EXERCISE BRIEF
All of the records below need to be copied exactly.
### EXTRACTED ENTRIES ###
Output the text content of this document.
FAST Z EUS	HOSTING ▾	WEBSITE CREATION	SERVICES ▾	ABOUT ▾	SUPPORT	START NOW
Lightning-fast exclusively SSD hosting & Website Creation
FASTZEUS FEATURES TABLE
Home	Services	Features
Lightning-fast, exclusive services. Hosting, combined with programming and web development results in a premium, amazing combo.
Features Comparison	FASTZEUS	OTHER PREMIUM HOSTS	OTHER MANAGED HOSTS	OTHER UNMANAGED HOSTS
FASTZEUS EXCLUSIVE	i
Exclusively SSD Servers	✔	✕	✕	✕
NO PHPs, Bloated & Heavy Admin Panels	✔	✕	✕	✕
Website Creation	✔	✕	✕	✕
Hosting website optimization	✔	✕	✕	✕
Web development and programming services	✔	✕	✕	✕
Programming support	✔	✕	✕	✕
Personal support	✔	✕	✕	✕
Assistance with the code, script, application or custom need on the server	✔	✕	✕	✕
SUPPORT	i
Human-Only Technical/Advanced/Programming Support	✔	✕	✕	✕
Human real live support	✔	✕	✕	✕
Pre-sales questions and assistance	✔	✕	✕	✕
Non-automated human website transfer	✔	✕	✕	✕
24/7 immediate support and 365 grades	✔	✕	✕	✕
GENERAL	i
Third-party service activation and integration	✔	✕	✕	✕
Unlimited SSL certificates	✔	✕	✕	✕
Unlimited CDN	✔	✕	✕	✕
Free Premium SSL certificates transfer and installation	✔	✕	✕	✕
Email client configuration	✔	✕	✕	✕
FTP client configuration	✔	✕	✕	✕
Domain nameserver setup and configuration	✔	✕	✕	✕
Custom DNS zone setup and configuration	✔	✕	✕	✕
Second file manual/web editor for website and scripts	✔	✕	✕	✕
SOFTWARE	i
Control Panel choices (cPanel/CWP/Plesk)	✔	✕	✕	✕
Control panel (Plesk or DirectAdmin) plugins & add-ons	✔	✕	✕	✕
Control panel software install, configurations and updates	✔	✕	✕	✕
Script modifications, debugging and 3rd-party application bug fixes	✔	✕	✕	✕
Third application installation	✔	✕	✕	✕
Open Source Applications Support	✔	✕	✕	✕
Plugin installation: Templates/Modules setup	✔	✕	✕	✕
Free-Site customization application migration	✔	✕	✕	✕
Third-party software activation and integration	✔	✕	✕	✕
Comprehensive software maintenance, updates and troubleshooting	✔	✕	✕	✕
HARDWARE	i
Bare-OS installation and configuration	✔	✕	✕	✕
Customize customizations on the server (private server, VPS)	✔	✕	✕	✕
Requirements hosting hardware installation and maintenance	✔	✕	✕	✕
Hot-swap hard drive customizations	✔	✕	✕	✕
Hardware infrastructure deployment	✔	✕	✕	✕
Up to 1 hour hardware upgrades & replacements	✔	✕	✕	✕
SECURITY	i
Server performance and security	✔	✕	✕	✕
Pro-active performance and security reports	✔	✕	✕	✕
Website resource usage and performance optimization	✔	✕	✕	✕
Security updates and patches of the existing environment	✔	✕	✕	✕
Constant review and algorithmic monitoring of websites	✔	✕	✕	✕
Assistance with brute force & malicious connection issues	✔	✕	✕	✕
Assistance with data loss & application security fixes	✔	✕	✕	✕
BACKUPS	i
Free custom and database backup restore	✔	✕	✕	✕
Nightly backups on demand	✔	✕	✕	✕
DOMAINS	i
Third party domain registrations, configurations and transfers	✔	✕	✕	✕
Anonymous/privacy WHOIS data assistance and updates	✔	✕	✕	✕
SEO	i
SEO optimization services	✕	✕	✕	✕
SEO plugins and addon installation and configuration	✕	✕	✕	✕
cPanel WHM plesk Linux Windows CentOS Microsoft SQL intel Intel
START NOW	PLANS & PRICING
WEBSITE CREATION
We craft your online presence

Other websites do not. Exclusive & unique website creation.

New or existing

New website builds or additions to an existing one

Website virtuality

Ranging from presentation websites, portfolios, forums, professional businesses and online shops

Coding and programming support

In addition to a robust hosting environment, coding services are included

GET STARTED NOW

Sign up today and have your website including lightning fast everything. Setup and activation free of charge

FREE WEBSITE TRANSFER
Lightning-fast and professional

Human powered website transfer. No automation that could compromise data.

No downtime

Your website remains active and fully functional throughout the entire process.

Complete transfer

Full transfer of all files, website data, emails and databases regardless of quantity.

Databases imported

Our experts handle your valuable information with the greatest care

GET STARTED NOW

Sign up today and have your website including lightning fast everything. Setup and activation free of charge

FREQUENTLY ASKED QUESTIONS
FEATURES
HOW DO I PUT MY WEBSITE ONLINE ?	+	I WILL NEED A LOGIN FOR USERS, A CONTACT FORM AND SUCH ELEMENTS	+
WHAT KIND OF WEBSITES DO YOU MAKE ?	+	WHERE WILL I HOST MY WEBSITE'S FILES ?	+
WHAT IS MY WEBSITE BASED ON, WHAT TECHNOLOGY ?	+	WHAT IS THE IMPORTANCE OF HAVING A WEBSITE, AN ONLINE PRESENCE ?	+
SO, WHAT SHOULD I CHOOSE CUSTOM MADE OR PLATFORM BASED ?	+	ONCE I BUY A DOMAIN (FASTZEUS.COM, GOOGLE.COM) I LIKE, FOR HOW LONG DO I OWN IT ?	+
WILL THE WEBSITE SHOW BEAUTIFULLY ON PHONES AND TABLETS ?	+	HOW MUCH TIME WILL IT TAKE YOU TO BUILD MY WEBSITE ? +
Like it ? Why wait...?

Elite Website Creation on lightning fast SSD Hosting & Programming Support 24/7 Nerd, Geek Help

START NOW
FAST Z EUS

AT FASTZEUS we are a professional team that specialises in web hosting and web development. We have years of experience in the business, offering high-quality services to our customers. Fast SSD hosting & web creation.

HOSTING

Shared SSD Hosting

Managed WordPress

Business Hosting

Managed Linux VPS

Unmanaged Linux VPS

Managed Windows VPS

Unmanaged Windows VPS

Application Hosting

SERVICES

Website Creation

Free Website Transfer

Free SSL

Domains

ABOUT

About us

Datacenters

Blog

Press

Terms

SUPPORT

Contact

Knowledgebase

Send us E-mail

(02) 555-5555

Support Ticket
###
SOLUTION FOR THIS EXERCISE
Output the text content of this document.
FAST Z EUS	HOSTING ▾	WEBSITE CREATION	SERVICES ▾	ABOUT ▾	SUPPORT	START NOW
Lightning-fast exclusively SSD hosting & Website Creation
FASTZEUS FEATURES TABLE
Home	Services	Features
Lightning-fast, exclusive services. Hosting, combined with programming and web development results in a premium, amazing combo.
Features Comparison	FASTZEUS	OTHER PREMIUM HOSTS	OTHER MANAGED HOSTS	OTHER UNMANAGED HOSTS
FASTZEUS EXCLUSIVE	i
Exclusively SSD Servers	✔	✕	✕	✕
NO PHPs, Bloated & Heavy Admin Panels	✔	✕	✕	✕
Website Creation	✔	✕	✕	✕
Hosting website optimization	✔	✕	✕	✕
Web development and programming services	✔	✕	✕	✕
Programming support	✔	✕	✕	✕
Personal support	✔	✕	✕	✕
Assistance with the code, script, application or custom need on the server	✔	✕	✕	✕
SUPPORT	i
Human-Only Technical/Advanced/Programming Support	✔	✕	✕	✕
Human real live support	✔	✕	✕	✕
Pre-sales questions and assistance	✔	✕	✕	✕
Non-automated human website transfer	✔	✕	✕	✕
24/7 immediate support and 365 grades	✔	✕	✕	✕
GENERAL	i
Third-party service activation and integration	✔	✕	✕	✕
Unlimited SSL certificates	✔	✕	✕	✕
Unlimited CDN	✔	✕	✕	✕
Free Premium SSL certificates transfer and installation	✔	✕	✕	✕
Email client configuration	✔	✕	✕	✕
FTP client configuration	✔	✕	✕	✕
Domain nameserver setup and configuration	✔	✕	✕	✕
Custom DNS zone setup and configuration	✔	✕	✕	✕
Second file manual/web editor for website and scripts	✔	✕	✕	✕
SOFTWARE	i
Control Panel choices (cPanel/CWP/Plesk)	✔	✕	✕	✕
Control panel (Plesk or DirectAdmin) plugins & add-ons	✔	✕	✕	✕
Control panel software install, configurations and updates	✔	✕	✕	✕
Script modifications, debugging and 3rd-party application bug fixes	✔	✕	✕	✕
Third application installation	✔	✕	✕	✕
Open Source Applications Support	✔	✕	✕	✕
Plugin installation: Templates/Modules setup	✔	✕	✕	✕
Free-Site customization application migration	✔	✕	✕	✕
Third-party software activation and integration	✔	✕	✕	✕
Comprehensive software maintenance, updates and troubleshooting	✔	✕	✕	✕
HARDWARE	i
Bare-OS installation and configuration	✔	✕	✕	✕
Customize customizations on the server (private server, VPS)	✔	✕	✕	✕
Requirements hosting hardware installation and maintenance	✔	✕	✕	✕
Hot-swap hard drive customizations	✔	✕	✕	✕
Hardware infrastructure deployment	✔	✕	✕	✕
Up to 1 hour hardware upgrades & replacements	✔	✕	✕	✕
SECURITY	i
Server performance and security	✔	✕	✕	✕
Pro-active performance and security reports	✔	✕	✕	✕
Website resource usage and performance optimization	✔	✕	✕	✕
Security updates and patches of the existing environment	✔	✕	✕	✕
Constant review and algorithmic monitoring of websites	✔	✕	✕	✕
Assistance with brute force & malicious connection issues	✔	✕	✕	✕
Assistance with data loss & application security fixes	✔	✕	✕	✕
BACKUPS	i
Free custom and database backup restore	✔	✕	✕	✕
Nightly backups on demand	✔	✕	✕	✕
DOMAINS	i
Third party domain registrations, configurations and transfers	✔	✕	✕	✕
Anonymous/privacy WHOIS data assistance and updates	✔	✕	✕	✕
SEO	i
SEO optimization services	✕	✕	✕	✕
SEO plugins and addon installation and configuration	✕	✕	✕	✕
cPanel WHM plesk Linux Windows CentOS Microsoft SQL intel Intel
START NOW	PLANS & PRICING
WEBSITE CREATION
We craft your online presence

Other websites do not. Exclusive & unique website creation.

New or existing

New website builds or additions to an existing one

Website virtuality

Ranging from presentation websites, portfolios, forums, professional businesses and online shops

Coding and programming support

In addition to a robust hosting environment, coding services are included

GET STARTED NOW

Sign up today and have your website including lightning fast everything. Setup and activation free of charge

FREE WEBSITE TRANSFER
Lightning-fast and professional

Human powered website transfer. No automation that could compromise data.

No downtime

Your website remains active and fully functional throughout the entire process.

Complete transfer

Full transfer of all files, website data, emails and databases regardless of quantity.

Databases imported

Our experts handle your valuable information with the greatest care

GET STARTED NOW

Sign up today and have your website including lightning fast everything. Setup and activation free of charge

FREQUENTLY ASKED QUESTIONS
FEATURES
HOW DO I PUT MY WEBSITE ONLINE ?	+	I WILL NEED A LOGIN FOR USERS, A CONTACT FORM AND SUCH ELEMENTS	+
WHAT KIND OF WEBSITES DO YOU MAKE ?	+	WHERE WILL I HOST MY WEBSITE'S FILES ?	+
WHAT IS MY WEBSITE BASED ON, WHAT TECHNOLOGY ?	+	WHAT IS THE IMPORTANCE OF HAVING A WEBSITE, AN ONLINE PRESENCE ?	+
SO, WHAT SHOULD I CHOOSE CUSTOM MADE OR PLATFORM BASED ?	+	ONCE I BUY A DOMAIN (FASTZEUS.COM, GOOGLE.COM) I LIKE, FOR HOW LONG DO I OWN IT ?	+
WILL THE WEBSITE SHOW BEAUTIFULLY ON PHONES AND TABLETS ?	+	HOW MUCH TIME WILL IT TAKE YOU TO BUILD MY WEBSITE ? +
Like it ? Why wait...?

Elite Website Creation on lightning fast SSD Hosting & Programming Support 24/7 Nerd, Geek Help

START NOW
FAST Z EUS

AT FASTZEUS we are a professional team that specialises in web hosting and web development. We have years of experience in the business, offering high-quality services to our customers. Fast SSD hosting & web creation.

HOSTING

Shared SSD Hosting

Managed WordPress

Business Hosting

Managed Linux VPS

Unmanaged Linux VPS

Managed Windows VPS

Unmanaged Windows VPS

Application Hosting

SERVICES

Website Creation

Free Website Transfer

Free SSL

Domains

ABOUT

About us

Datacenters

Blog

Press

Terms

SUPPORT

Contact

Knowledgebase

Send us E-mail

(02) 555-5555

Support Ticket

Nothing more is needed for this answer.